#### GIVEN INFORMATION
## Start
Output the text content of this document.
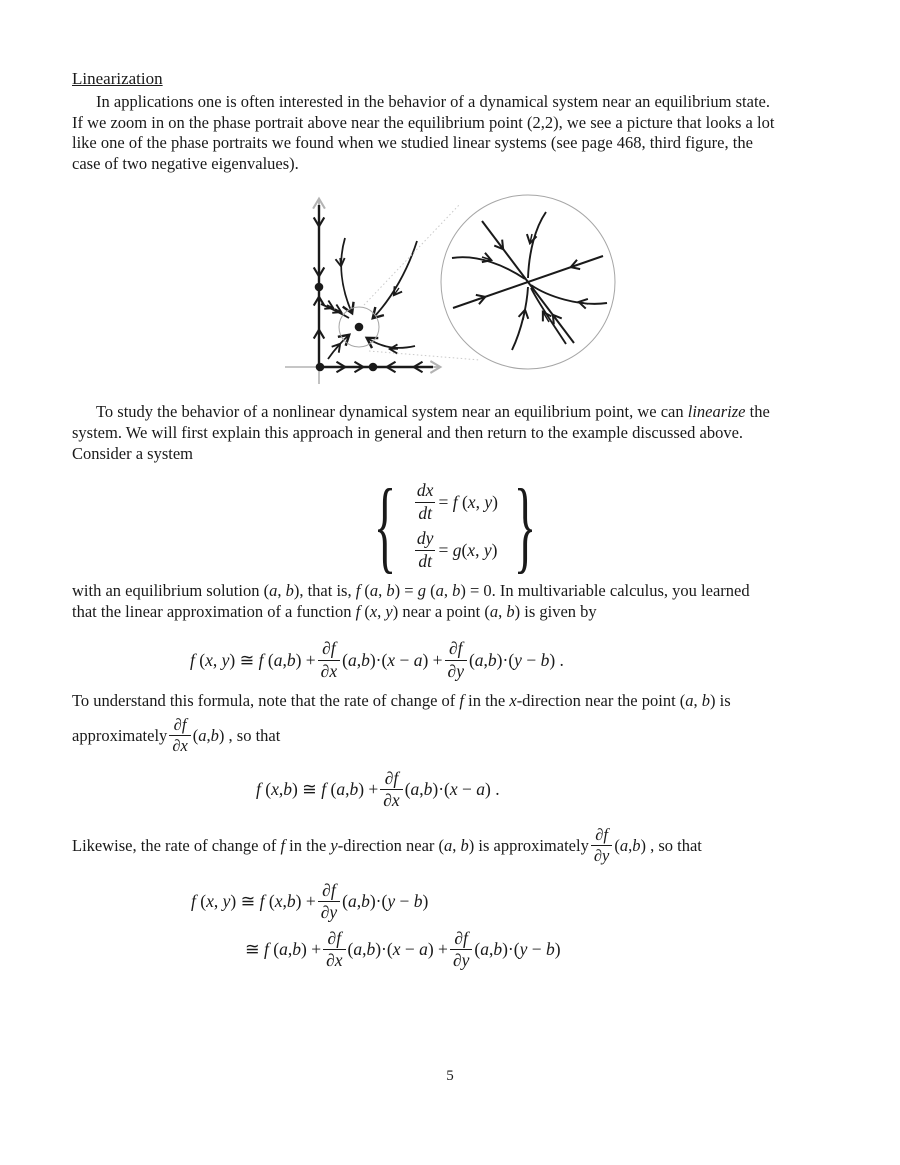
Linearization
In applications one is often interested in the behavior of a dynamical system near an equilibrium state.
If we zoom in on the phase portrait above near the equilibrium point (2,2), we see a picture that looks a lot
like one of the phase portraits we found when we studied linear systems (see page 468, third figure, the
case of two negative eigenvalues).
To study the behavior of a nonlinear dynamical system near an equilibrium point, we can linearize the
system. We will first explain this approach in general and then return to the example discussed above.
Consider a system
{ $\frac{dx}{dt} = f$ (x, y)
$\frac{dy}{dt} = g(x$, y) }
with an equilibrium solution (a, b), that is, f (a, b) = g (a, b) = 0. In multivariable calculus, you learned
that the linear approximation of a function f (x, y) near a point (a, b) is given by
f (x, y) ≅ f $(a,b) + \frac{\partial f}{\partial x} (a,b)\cdot(x - a) + \frac{\partial f}{\partial y} (a,b)\cdot(y - b)$ .
To understand this formula, note that the rate of change of f in the x-direction near the point (a, b) is
approximately $\frac{\partial f}{\partial x} (a,b)$ , so that
f (x,b) ≅ f $(a,b) + \frac{\partial f}{\partial x} (a,b)\cdot(x - a)$ .
Likewise, the rate of change of f in the y-direction near (a, b) is approximately $\frac{\partial f}{\partial y} (a,b)$ , so that
f (x, y) ≅ f $(x,b) + \frac{\partial f}{\partial y} (a,b)\cdot(y - b)$
≅ f $(a,b) + \frac{\partial f}{\partial x} (a,b)\cdot(x - a) + \frac{\partial f}{\partial y} (a,b)\cdot(y - b)$
5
## End
#### THE PROBLEM
Leave the images out, please, and restate each line word for word.

#### EXERCISE OUTPUT
Output the text content of this document.
Linearization
In applications one is often interested in the behavior of a dynamical system near an equilibrium state.
If we zoom in on the phase portrait above near the equilibrium point (2,2), we see a picture that looks a lot
like one of the phase portraits we found when we studied linear systems (see page 468, third figure, the
case of two negative eigenvalues).
To study the behavior of a nonlinear dynamical system near an equilibrium point, we can linearize the
system. We will first explain this approach in general and then return to the example discussed above.
Consider a system
{ $\frac{dx}{dt} = f$ (x, y)
$\frac{dy}{dt} = g(x$, y) }
with an equilibrium solution (a, b), that is, f (a, b) = g (a, b) = 0. In multivariable calculus, you learned
that the linear approximation of a function f (x, y) near a point (a, b) is given by
f (x, y) ≅ f $(a,b) + \frac{\partial f}{\partial x} (a,b)\cdot(x - a) + \frac{\partial f}{\partial y} (a,b)\cdot(y - b)$ .
To understand this formula, note that the rate of change of f in the x-direction near the point (a, b) is
approximately $\frac{\partial f}{\partial x} (a,b)$ , so that
f (x,b) ≅ f $(a,b) + \frac{\partial f}{\partial x} (a,b)\cdot(x - a)$ .
Likewise, the rate of change of f in the y-direction near (a, b) is approximately $\frac{\partial f}{\partial y} (a,b)$ , so that
f (x, y) ≅ f $(x,b) + \frac{\partial f}{\partial y} (a,b)\cdot(y - b)$
≅ f $(a,b) + \frac{\partial f}{\partial x} (a,b)\cdot(x - a) + \frac{\partial f}{\partial y} (a,b)\cdot(y - b)$
5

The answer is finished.